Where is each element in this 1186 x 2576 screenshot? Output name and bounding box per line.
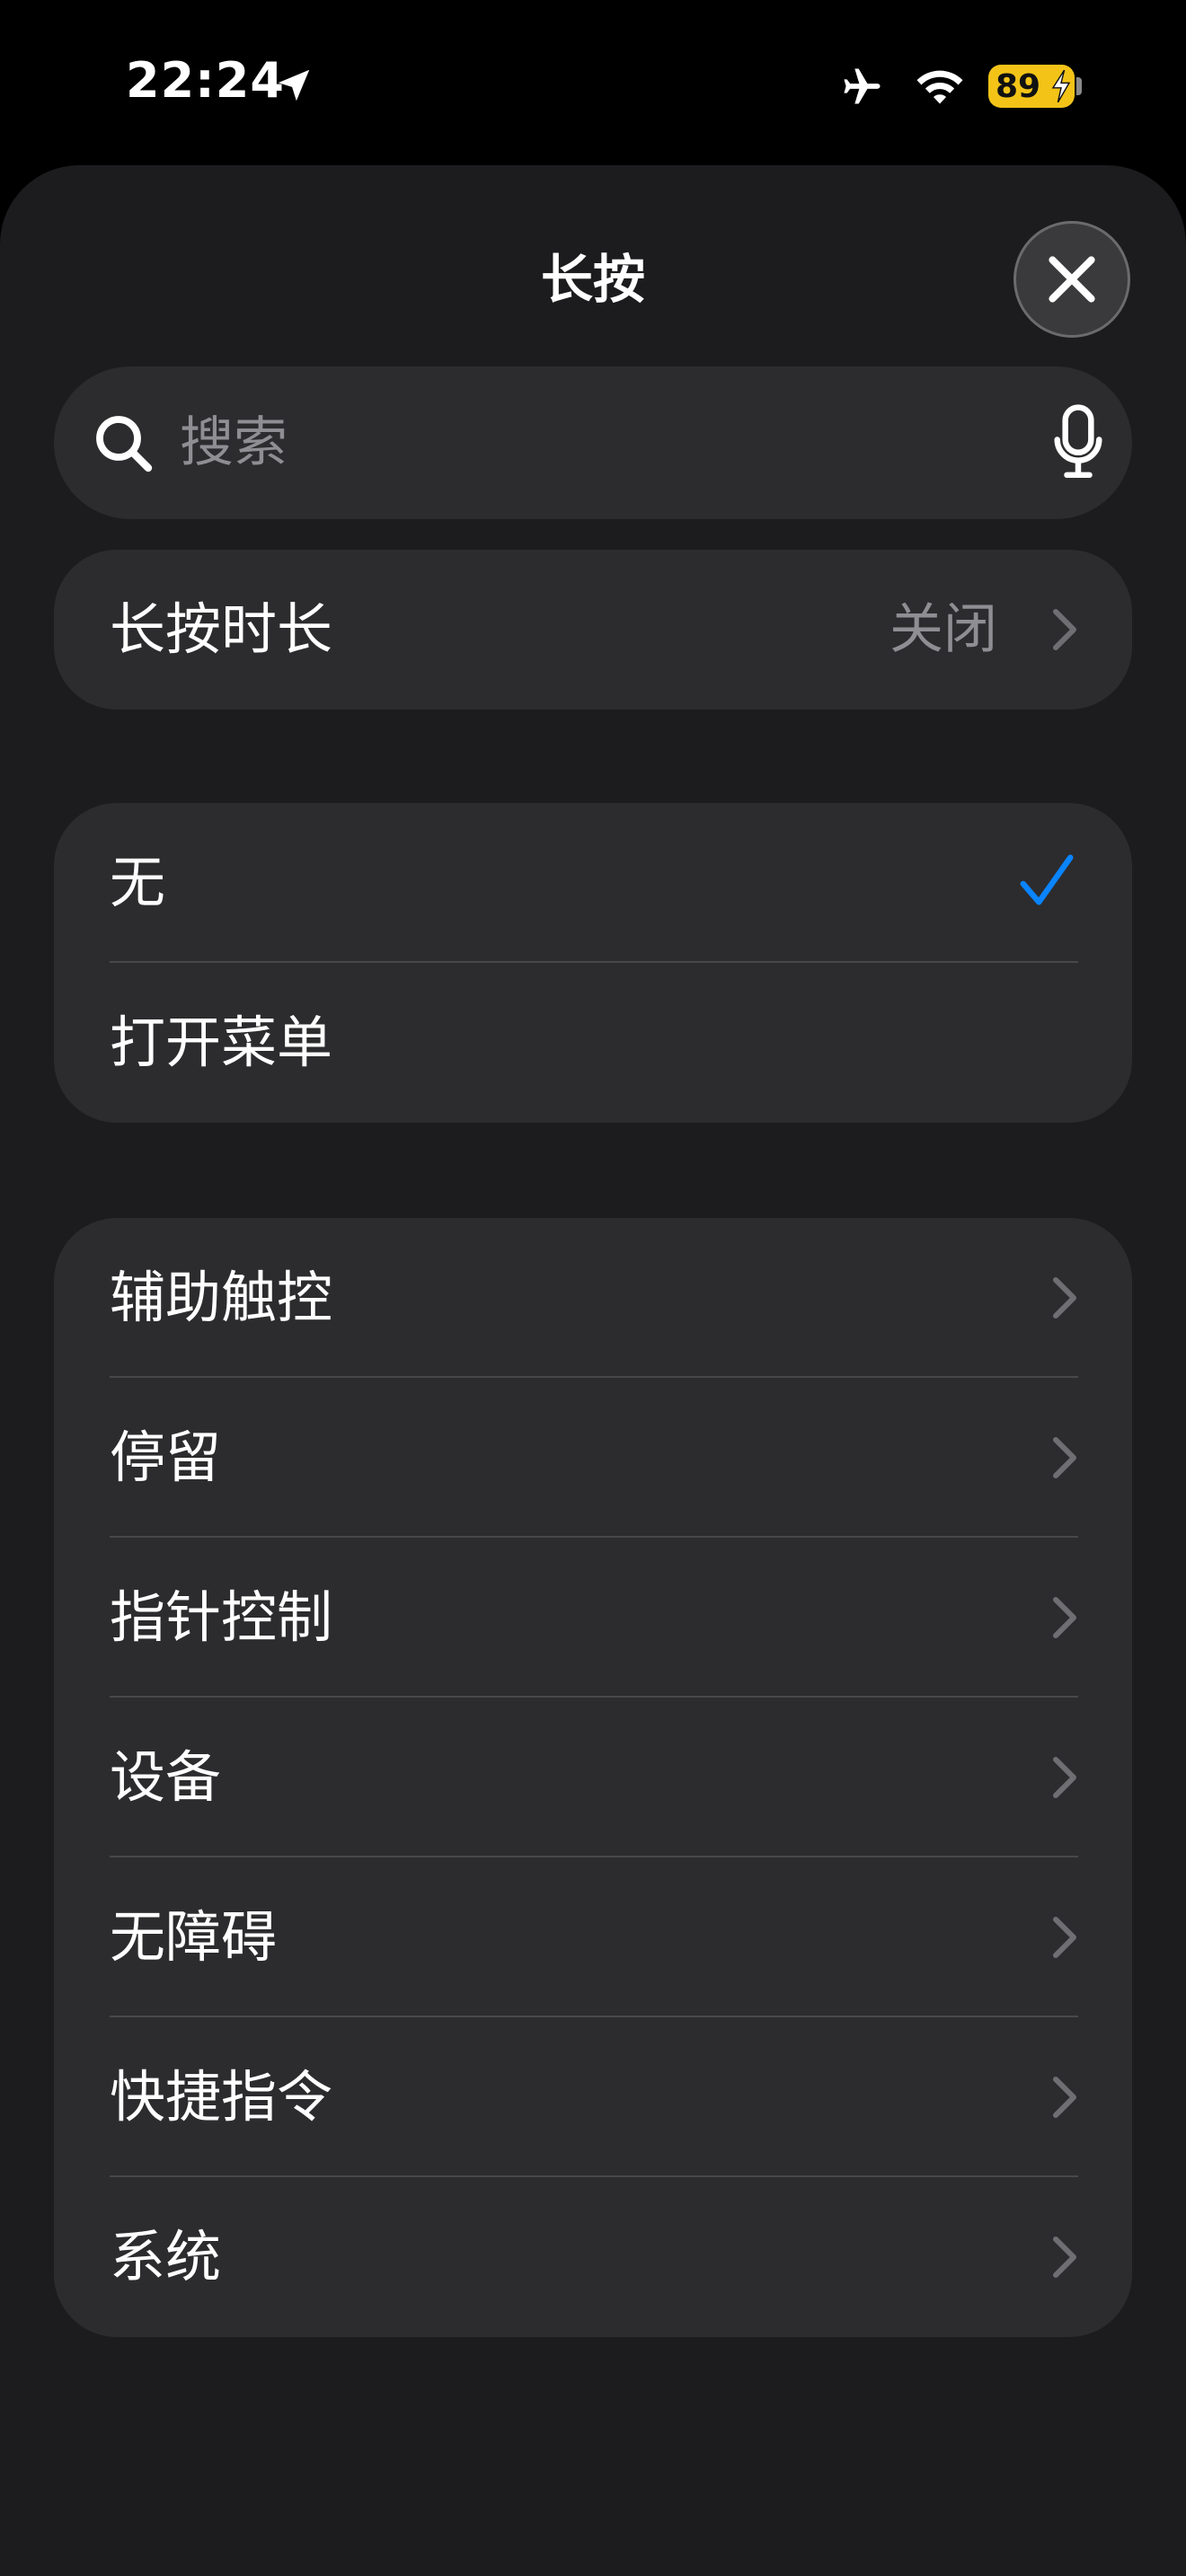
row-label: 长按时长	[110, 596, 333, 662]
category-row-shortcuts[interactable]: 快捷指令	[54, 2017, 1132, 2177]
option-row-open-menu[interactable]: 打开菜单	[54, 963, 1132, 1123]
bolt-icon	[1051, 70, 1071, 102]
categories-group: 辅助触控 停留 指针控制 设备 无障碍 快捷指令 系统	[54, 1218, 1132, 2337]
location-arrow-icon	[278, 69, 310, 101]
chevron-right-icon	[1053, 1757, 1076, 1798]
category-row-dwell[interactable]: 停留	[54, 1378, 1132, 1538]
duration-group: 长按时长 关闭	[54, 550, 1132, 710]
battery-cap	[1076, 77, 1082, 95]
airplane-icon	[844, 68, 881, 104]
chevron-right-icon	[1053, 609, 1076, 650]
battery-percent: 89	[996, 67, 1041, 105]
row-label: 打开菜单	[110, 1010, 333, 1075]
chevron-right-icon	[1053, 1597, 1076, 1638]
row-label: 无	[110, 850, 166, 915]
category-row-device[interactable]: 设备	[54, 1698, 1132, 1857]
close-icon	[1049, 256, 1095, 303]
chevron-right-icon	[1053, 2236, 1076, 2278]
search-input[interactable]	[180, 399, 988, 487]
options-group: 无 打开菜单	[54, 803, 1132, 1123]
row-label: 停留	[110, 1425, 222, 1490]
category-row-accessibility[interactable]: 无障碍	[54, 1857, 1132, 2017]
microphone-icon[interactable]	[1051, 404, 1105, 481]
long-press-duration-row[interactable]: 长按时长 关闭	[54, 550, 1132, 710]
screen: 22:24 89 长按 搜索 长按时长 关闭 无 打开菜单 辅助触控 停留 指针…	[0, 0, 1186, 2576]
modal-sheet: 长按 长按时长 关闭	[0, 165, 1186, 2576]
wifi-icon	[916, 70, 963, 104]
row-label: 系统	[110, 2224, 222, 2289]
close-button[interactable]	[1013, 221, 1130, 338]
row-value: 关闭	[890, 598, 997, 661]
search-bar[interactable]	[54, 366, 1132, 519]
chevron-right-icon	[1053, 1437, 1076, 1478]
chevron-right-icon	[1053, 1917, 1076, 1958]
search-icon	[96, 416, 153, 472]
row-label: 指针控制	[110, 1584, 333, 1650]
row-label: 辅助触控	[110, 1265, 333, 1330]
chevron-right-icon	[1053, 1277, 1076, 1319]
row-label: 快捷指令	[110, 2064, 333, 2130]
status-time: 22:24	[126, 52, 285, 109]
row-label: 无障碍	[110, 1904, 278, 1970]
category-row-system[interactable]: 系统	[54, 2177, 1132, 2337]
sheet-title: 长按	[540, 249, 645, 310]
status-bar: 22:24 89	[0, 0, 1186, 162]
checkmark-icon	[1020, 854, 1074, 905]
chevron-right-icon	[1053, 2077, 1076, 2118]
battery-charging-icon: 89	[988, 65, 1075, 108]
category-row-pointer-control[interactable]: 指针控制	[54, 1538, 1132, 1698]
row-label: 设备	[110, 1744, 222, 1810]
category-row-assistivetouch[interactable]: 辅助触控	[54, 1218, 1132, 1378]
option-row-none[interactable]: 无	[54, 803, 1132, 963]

* * *

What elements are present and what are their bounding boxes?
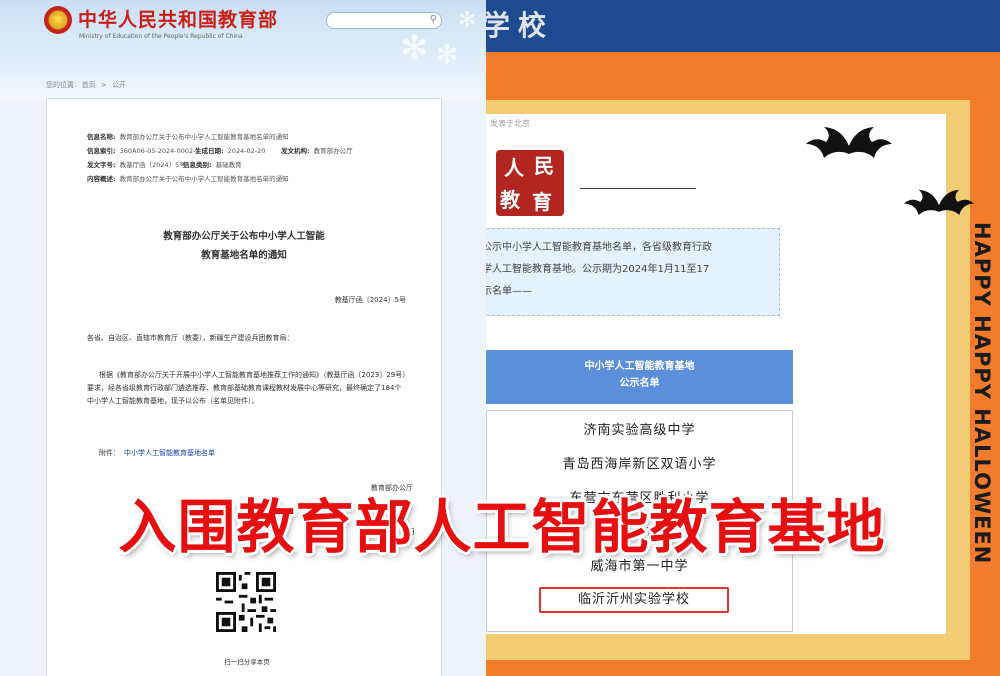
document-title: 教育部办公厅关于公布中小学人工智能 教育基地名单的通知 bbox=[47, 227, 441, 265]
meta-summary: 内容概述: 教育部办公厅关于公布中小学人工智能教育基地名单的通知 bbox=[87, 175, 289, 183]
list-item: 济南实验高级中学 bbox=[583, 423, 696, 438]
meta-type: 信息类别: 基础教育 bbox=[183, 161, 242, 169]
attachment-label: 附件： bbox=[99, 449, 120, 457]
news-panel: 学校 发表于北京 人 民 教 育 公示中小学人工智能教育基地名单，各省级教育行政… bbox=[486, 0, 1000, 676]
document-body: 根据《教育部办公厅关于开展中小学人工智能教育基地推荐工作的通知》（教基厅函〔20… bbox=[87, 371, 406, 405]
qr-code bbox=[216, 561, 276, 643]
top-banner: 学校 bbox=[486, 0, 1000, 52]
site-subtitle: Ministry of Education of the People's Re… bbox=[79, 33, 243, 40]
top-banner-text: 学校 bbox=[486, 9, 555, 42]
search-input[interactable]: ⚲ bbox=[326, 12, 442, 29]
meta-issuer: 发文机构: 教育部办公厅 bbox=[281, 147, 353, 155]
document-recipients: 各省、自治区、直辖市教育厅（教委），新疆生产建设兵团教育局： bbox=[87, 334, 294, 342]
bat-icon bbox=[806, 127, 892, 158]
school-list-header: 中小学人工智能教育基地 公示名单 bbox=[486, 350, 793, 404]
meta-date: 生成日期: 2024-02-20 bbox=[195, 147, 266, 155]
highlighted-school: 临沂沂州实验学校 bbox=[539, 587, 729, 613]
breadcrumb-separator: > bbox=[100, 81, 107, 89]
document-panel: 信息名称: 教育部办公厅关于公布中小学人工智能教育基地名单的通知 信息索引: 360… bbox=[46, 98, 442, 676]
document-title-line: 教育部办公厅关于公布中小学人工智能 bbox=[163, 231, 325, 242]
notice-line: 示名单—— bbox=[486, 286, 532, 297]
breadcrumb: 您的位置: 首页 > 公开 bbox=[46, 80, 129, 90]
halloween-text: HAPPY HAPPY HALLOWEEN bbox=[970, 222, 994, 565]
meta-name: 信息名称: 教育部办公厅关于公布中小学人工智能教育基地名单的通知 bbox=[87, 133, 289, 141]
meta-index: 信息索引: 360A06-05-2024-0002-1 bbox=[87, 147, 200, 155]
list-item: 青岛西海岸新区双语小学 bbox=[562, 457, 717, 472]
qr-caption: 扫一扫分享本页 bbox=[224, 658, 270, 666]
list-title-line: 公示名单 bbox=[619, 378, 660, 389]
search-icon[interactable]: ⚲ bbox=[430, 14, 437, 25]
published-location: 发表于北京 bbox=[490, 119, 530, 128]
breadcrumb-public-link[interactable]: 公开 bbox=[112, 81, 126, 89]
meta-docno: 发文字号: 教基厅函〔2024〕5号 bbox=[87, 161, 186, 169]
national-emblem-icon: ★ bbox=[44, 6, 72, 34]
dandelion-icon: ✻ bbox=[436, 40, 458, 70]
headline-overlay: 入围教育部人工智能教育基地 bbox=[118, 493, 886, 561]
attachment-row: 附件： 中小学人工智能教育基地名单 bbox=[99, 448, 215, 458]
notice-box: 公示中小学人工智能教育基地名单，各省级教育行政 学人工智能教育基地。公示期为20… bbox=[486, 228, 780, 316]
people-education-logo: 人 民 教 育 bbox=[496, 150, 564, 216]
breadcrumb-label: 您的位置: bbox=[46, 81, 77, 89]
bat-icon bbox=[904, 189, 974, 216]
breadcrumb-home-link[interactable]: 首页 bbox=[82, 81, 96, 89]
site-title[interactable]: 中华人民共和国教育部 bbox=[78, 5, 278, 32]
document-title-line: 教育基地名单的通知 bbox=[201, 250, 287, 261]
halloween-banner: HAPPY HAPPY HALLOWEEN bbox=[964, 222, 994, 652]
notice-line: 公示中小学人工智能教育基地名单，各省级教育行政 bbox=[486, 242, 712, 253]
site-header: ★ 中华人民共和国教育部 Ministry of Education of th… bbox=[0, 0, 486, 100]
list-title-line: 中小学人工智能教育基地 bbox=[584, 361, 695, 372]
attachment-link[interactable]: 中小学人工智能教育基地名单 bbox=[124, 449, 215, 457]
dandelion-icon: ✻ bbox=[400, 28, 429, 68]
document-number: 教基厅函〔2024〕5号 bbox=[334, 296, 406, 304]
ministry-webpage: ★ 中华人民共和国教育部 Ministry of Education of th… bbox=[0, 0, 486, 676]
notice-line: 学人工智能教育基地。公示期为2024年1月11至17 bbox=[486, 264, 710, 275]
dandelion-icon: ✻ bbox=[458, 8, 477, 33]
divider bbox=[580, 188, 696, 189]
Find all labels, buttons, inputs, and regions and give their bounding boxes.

...

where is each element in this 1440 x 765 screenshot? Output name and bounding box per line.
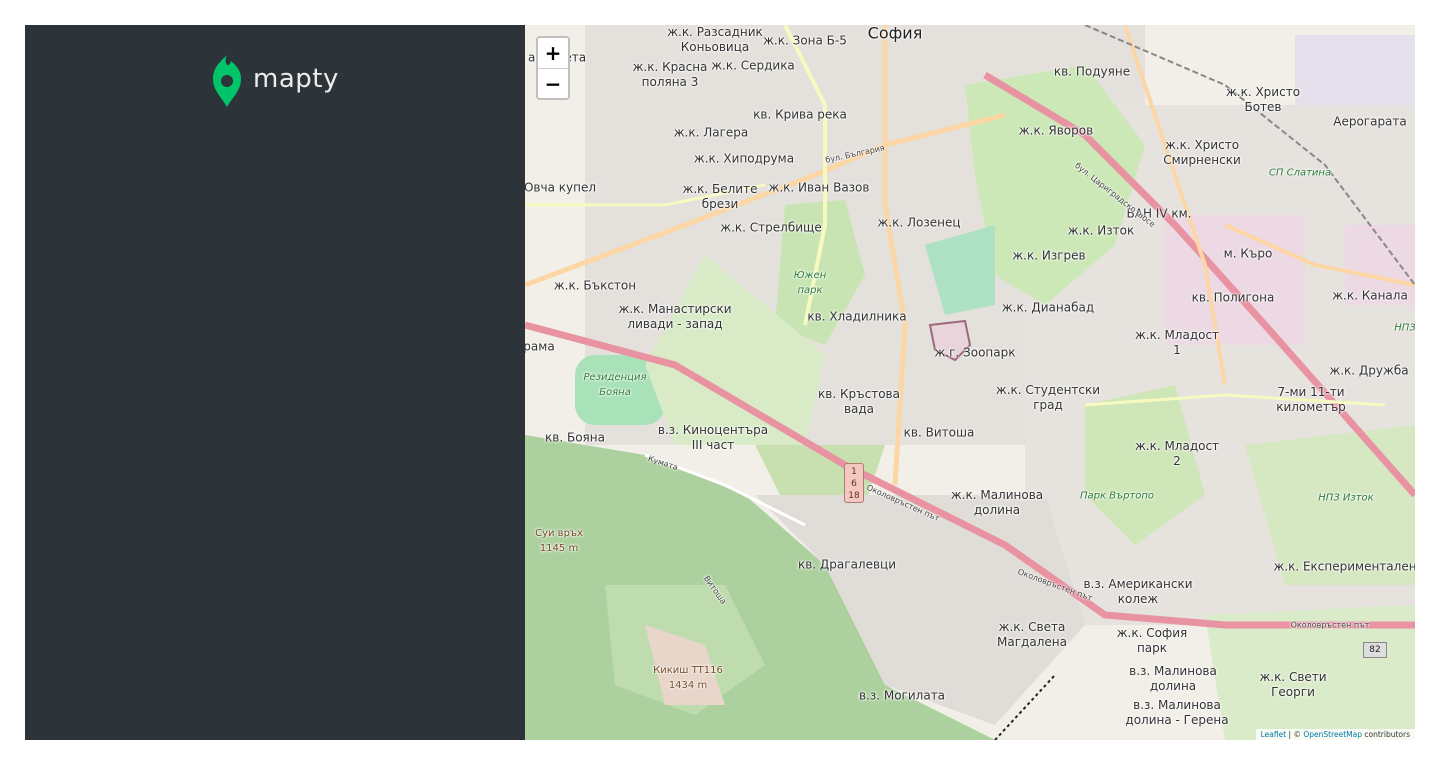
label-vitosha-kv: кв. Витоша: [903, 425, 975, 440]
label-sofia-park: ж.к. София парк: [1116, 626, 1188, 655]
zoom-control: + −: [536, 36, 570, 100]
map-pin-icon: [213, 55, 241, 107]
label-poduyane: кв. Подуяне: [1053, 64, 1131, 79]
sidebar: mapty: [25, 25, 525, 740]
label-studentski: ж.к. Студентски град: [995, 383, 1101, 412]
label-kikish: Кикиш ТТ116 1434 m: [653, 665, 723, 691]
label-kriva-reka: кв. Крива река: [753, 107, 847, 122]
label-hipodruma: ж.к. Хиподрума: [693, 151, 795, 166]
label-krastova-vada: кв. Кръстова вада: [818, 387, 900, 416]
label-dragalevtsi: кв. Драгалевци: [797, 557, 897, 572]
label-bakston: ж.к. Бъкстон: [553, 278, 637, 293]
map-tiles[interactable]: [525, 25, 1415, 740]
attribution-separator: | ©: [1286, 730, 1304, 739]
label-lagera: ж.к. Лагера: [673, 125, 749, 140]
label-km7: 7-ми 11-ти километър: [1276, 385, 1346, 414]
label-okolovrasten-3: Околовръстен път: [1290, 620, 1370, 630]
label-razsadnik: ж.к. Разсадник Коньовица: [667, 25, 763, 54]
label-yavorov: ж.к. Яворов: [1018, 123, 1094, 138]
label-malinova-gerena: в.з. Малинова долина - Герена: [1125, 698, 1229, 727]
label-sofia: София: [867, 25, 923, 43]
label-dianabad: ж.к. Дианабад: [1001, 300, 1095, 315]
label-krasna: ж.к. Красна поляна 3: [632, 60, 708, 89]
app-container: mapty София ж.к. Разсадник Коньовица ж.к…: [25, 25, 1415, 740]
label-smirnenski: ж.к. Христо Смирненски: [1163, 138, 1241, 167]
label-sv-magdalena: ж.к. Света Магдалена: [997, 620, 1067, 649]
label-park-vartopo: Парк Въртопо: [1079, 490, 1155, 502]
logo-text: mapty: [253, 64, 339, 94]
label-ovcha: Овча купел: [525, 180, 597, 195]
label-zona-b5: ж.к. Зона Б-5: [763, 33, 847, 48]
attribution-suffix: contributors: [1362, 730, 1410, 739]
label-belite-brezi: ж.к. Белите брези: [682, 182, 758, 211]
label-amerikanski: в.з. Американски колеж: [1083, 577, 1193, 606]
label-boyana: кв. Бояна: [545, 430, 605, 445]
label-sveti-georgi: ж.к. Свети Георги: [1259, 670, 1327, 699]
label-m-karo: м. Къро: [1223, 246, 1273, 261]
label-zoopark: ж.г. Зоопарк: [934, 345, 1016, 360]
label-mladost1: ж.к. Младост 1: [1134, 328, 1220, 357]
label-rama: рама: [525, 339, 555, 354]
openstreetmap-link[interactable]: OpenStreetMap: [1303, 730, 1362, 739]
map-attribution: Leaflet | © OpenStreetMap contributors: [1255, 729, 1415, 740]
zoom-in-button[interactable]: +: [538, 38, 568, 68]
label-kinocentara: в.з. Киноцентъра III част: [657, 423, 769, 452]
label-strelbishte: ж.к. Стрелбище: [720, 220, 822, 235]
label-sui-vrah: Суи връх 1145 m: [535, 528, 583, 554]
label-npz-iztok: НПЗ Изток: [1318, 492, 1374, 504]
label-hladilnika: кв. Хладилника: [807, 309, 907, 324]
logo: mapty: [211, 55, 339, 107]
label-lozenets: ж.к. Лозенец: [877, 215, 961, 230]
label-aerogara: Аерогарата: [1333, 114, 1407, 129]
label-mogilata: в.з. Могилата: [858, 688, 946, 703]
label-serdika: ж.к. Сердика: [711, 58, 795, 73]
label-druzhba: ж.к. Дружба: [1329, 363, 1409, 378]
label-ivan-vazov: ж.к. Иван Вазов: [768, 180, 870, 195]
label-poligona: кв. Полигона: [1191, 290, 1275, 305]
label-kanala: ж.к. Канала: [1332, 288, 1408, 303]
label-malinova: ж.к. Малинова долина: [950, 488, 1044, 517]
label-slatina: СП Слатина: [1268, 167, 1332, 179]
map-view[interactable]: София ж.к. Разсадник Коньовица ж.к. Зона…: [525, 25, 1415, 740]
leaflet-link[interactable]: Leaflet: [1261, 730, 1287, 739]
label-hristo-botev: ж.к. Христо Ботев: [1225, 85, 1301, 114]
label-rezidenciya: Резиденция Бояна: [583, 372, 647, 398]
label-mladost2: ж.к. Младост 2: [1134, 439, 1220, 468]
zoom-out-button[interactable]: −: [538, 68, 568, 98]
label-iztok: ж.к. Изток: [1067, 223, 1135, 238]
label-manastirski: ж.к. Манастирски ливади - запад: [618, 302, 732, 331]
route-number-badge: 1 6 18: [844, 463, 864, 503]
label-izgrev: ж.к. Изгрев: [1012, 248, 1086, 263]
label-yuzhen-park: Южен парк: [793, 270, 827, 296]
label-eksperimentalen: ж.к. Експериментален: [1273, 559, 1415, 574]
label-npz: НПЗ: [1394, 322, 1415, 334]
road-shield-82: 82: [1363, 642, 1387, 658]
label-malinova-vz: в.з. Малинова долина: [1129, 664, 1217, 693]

• **Goal**
Duplicate verbatim the lines in the records from the line with "document-title: 教育部办公厅关于公布中小学人工智能 教育基地名单的通知" to the line with "notice-line: 示名单—— bbox=[486, 286, 532, 297]", inclusive.

• **Task result**
document-title: 教育部办公厅关于公布中小学人工智能 教育基地名单的通知 bbox=[47, 227, 441, 265]
meta-summary: 内容概述: 教育部办公厅关于公布中小学人工智能教育基地名单的通知 bbox=[87, 175, 289, 183]
list-item: 济南实验高级中学 bbox=[583, 423, 696, 438]
meta-type: 信息类别: 基础教育 bbox=[183, 161, 242, 169]
attachment-label: 附件： bbox=[99, 449, 120, 457]
news-panel: 学校 发表于北京 人 民 教 育 公示中小学人工智能教育基地名单，各省级教育行政… bbox=[486, 0, 1000, 676]
document-body: 根据《教育部办公厅关于开展中小学人工智能教育基地推荐工作的通知》（教基厅函〔20… bbox=[87, 371, 406, 405]
qr-code bbox=[216, 561, 276, 643]
top-banner: 学校 bbox=[486, 0, 1000, 52]
site-subtitle: Ministry of Education of the People's Re… bbox=[79, 33, 243, 40]
top-banner-text: 学校 bbox=[486, 9, 555, 42]
search-input[interactable]: ⚲ bbox=[326, 12, 442, 29]
meta-issuer: 发文机构: 教育部办公厅 bbox=[281, 147, 353, 155]
document-recipients: 各省、自治区、直辖市教育厅（教委），新疆生产建设兵团教育局： bbox=[87, 334, 294, 342]
bat-icon bbox=[806, 127, 892, 158]
school-list-header: 中小学人工智能教育基地 公示名单 bbox=[486, 350, 793, 404]
meta-date: 生成日期: 2024-02-20 bbox=[195, 147, 266, 155]
highlighted-school: 临沂沂州实验学校 bbox=[539, 587, 729, 613]
breadcrumb-separator: > bbox=[100, 81, 107, 89]
document-panel: 信息名称: 教育部办公厅关于公布中小学人工智能教育基地名单的通知 信息索引: 360… bbox=[46, 98, 442, 676]
document-title-line: 教育部办公厅关于公布中小学人工智能 bbox=[163, 231, 325, 242]
notice-line: 示名单—— bbox=[486, 286, 532, 297]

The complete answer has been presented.